• _PROBLEM DETAILS_
Your task is to copy each line that has the word "value".

• _EXTRACTED DATA_
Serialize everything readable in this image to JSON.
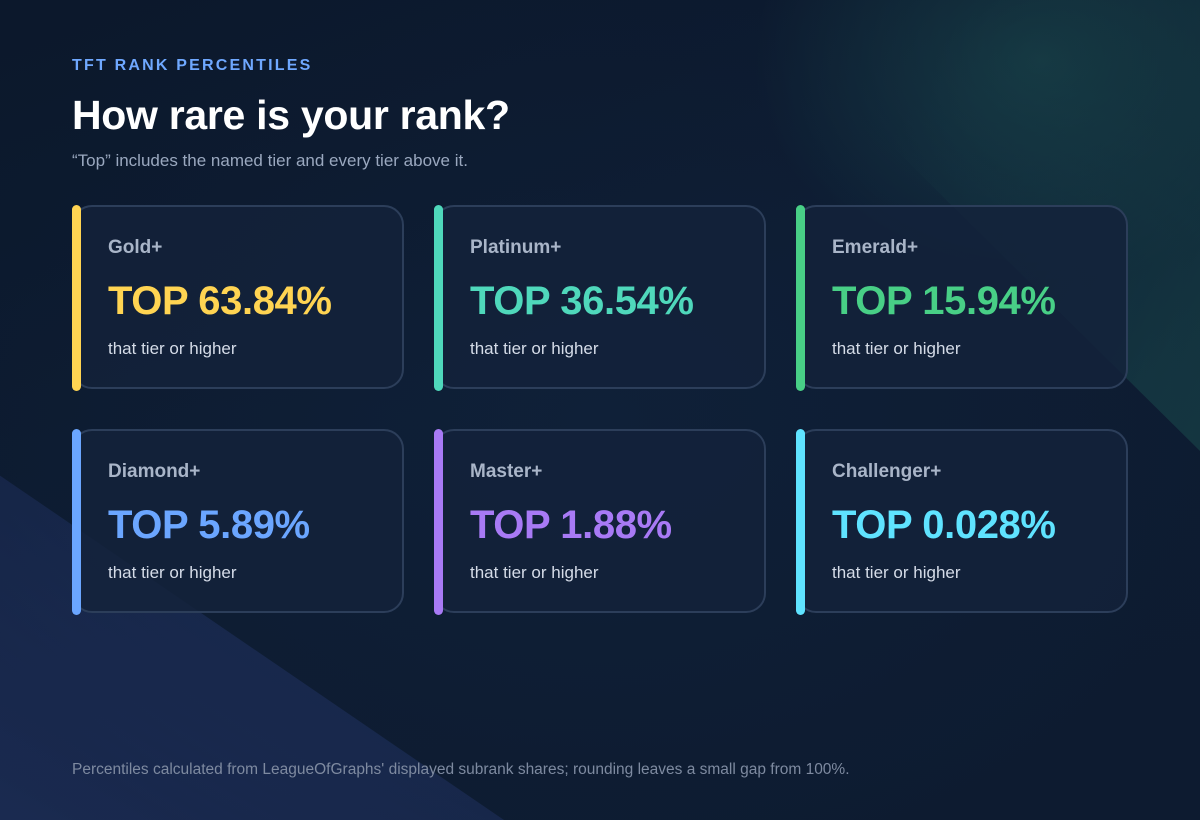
{
  "header": {
    "eyebrow": "TFT RANK PERCENTILES",
    "title": "How rare is your rank?",
    "subtitle": "“Top” includes the named tier and every tier above it."
  },
  "cards": [
    {
      "tier": "Gold+",
      "value": "TOP 63.84%",
      "caption": "that tier or higher",
      "color": "#ffd452"
    },
    {
      "tier": "Platinum+",
      "value": "TOP 36.54%",
      "caption": "that tier or higher",
      "color": "#4fd8bb"
    },
    {
      "tier": "Emerald+",
      "value": "TOP 15.94%",
      "caption": "that tier or higher",
      "color": "#48cf86"
    },
    {
      "tier": "Diamond+",
      "value": "TOP 5.89%",
      "caption": "that tier or higher",
      "color": "#6ba6ff"
    },
    {
      "tier": "Master+",
      "value": "TOP 1.88%",
      "caption": "that tier or higher",
      "color": "#a87af5"
    },
    {
      "tier": "Challenger+",
      "value": "TOP 0.028%",
      "caption": "that tier or higher",
      "color": "#5fe3ff"
    }
  ],
  "footer": {
    "note": "Percentiles calculated from LeagueOfGraphs' displayed subrank shares; rounding leaves a small gap from 100%."
  }
}
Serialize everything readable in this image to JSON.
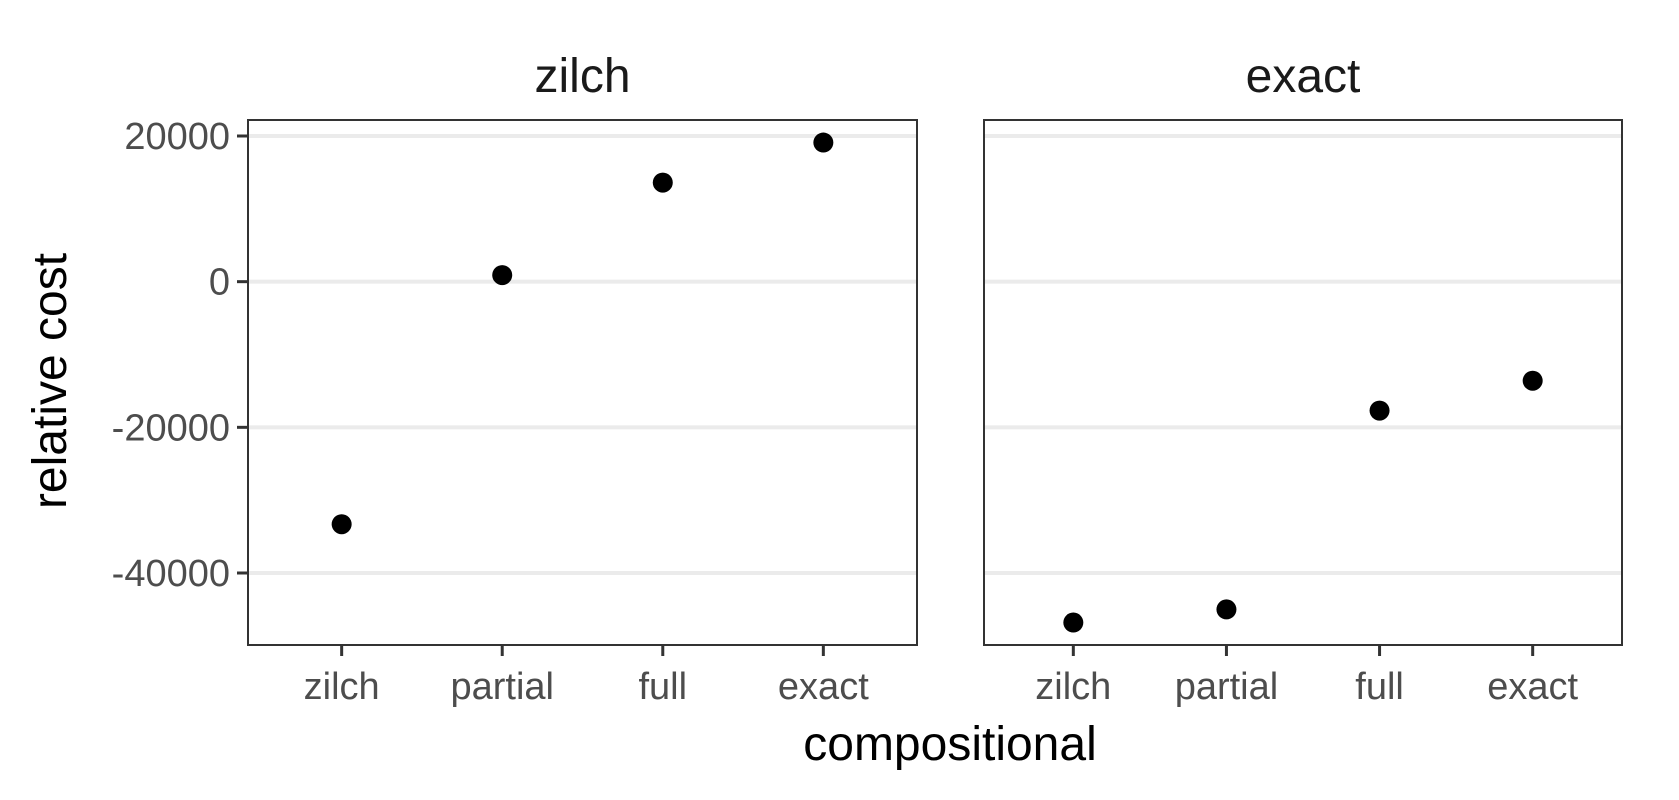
{
  "chart_data": {
    "type": "scatter",
    "xlabel": "compositional",
    "ylabel": "relative cost",
    "categories": [
      "zilch",
      "partial",
      "full",
      "exact"
    ],
    "ylim": [
      -50000,
      22000
    ],
    "yticks": [
      20000,
      0,
      -20000,
      -40000
    ],
    "ytick_labels": [
      "20000",
      "0",
      "-20000",
      "-40000"
    ],
    "grid": "horizontal major",
    "legend": "none",
    "panels": [
      {
        "title": "zilch",
        "points": [
          {
            "x": "zilch",
            "y": -33300
          },
          {
            "x": "partial",
            "y": 900
          },
          {
            "x": "full",
            "y": 13600
          },
          {
            "x": "exact",
            "y": 19100
          }
        ]
      },
      {
        "title": "exact",
        "points": [
          {
            "x": "zilch",
            "y": -46800
          },
          {
            "x": "partial",
            "y": -45000
          },
          {
            "x": "full",
            "y": -17700
          },
          {
            "x": "exact",
            "y": -13600
          }
        ]
      }
    ]
  }
}
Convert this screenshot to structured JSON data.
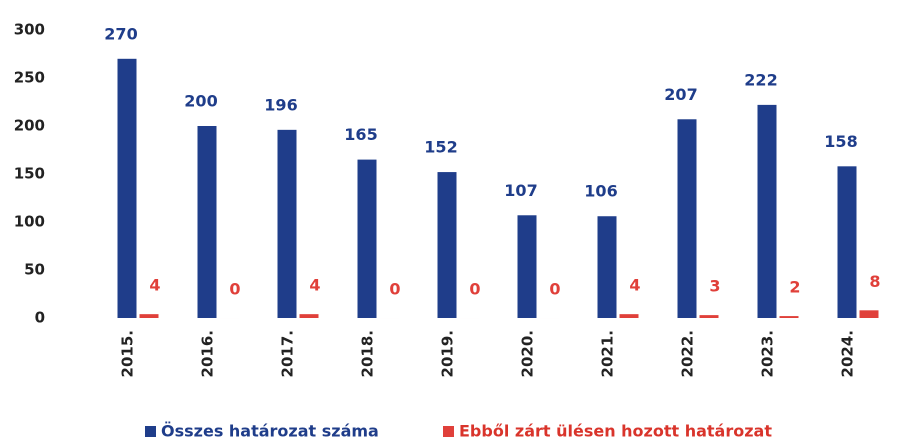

• _COMPLETED EXERCISE_
      "value": "TOP 63.84%",
      "value": "TOP 36.54%",
      "value": "TOP 15.94%",
      "value": "TOP 5.89%",
      "value": "TOP 1.88%",
      "value": "TOP 0.028%",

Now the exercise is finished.